* [Given problem]: "will" appears in how many lines of the entries? State only the number.

============================================================

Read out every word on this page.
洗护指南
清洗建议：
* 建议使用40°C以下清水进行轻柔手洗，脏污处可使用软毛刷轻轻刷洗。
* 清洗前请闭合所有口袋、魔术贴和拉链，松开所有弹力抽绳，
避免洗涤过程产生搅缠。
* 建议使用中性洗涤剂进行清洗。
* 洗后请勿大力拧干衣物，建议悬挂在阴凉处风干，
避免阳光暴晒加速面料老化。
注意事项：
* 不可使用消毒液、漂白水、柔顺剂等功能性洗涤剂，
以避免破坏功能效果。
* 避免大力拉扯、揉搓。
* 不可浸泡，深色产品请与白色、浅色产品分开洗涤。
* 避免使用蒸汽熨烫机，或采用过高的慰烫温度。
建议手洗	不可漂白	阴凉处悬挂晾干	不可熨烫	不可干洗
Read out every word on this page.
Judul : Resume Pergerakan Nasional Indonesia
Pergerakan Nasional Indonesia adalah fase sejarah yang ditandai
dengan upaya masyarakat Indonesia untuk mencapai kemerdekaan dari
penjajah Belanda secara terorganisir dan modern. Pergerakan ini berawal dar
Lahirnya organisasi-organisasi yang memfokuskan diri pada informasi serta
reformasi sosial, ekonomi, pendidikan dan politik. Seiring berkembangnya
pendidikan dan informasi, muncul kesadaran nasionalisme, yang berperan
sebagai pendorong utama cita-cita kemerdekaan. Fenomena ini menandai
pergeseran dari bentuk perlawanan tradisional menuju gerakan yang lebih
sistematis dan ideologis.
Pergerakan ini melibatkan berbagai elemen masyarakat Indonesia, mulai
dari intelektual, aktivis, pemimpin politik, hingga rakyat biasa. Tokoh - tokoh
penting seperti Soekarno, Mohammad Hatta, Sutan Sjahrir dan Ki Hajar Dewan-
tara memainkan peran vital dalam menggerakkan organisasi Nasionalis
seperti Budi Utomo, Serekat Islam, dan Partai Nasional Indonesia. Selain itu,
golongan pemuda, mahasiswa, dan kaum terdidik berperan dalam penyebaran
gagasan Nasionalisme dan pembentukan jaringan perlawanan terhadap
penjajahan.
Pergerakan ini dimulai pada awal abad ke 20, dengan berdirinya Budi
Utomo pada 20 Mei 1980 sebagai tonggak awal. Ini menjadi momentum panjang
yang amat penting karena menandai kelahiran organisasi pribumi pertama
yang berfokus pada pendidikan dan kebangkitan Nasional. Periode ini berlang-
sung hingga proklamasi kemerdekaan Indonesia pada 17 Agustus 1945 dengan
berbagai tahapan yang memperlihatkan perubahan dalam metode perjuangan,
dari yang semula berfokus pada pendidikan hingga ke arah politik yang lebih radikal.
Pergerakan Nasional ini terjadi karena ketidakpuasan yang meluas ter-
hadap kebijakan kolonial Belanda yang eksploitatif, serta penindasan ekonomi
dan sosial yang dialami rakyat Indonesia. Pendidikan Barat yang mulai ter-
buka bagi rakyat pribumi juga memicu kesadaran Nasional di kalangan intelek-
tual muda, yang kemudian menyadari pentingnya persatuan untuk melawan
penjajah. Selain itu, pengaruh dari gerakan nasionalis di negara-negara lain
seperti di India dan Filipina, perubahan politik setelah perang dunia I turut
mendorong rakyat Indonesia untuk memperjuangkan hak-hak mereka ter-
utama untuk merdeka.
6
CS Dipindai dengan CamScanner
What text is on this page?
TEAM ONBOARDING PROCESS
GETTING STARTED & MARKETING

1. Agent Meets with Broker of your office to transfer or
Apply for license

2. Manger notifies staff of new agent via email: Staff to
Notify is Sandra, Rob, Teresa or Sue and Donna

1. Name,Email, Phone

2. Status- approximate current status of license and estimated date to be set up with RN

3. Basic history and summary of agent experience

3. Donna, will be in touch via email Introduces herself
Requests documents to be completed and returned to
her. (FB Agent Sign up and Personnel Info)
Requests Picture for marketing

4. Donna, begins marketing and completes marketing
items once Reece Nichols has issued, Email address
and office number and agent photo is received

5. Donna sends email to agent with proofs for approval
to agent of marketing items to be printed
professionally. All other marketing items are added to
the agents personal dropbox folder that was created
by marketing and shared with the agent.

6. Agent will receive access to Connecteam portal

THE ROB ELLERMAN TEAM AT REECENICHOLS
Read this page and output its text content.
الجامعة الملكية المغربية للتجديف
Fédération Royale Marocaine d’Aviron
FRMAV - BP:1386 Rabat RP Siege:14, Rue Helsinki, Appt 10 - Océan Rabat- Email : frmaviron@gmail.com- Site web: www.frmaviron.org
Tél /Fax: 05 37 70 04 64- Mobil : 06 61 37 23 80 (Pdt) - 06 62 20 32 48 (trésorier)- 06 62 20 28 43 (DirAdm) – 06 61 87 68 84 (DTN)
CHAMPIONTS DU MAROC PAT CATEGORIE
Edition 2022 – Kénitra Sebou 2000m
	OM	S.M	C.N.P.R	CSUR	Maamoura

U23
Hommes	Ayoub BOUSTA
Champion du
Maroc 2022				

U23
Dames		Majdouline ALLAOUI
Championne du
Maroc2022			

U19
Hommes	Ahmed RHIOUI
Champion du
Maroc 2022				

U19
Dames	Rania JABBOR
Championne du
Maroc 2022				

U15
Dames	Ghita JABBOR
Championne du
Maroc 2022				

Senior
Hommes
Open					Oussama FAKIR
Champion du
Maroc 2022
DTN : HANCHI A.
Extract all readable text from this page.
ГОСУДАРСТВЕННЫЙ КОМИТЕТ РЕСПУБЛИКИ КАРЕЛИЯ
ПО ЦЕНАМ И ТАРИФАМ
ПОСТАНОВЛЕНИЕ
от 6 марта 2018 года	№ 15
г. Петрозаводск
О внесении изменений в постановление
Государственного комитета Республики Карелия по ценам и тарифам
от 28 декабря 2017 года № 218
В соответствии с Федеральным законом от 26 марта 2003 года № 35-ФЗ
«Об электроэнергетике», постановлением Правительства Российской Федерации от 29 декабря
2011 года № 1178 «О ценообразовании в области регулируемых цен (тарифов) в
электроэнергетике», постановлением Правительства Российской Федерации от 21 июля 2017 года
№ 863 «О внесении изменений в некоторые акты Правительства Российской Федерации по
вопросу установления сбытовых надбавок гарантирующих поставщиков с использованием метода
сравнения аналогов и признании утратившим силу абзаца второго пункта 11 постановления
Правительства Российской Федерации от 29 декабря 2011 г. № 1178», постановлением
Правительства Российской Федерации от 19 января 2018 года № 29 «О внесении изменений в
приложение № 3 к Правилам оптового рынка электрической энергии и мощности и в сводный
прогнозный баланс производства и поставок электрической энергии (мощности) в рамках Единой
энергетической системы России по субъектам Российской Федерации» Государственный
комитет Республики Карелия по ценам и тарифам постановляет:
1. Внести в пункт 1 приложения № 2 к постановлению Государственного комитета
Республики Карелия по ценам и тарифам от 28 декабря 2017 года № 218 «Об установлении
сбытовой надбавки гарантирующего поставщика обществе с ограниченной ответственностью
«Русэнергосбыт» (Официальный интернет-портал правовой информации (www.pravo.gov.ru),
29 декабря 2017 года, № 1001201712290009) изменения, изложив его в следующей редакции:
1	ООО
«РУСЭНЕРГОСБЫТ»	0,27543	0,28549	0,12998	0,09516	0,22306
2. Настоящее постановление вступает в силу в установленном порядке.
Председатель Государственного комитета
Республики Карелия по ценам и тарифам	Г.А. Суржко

============================================================

* [Solution for this problem]: 2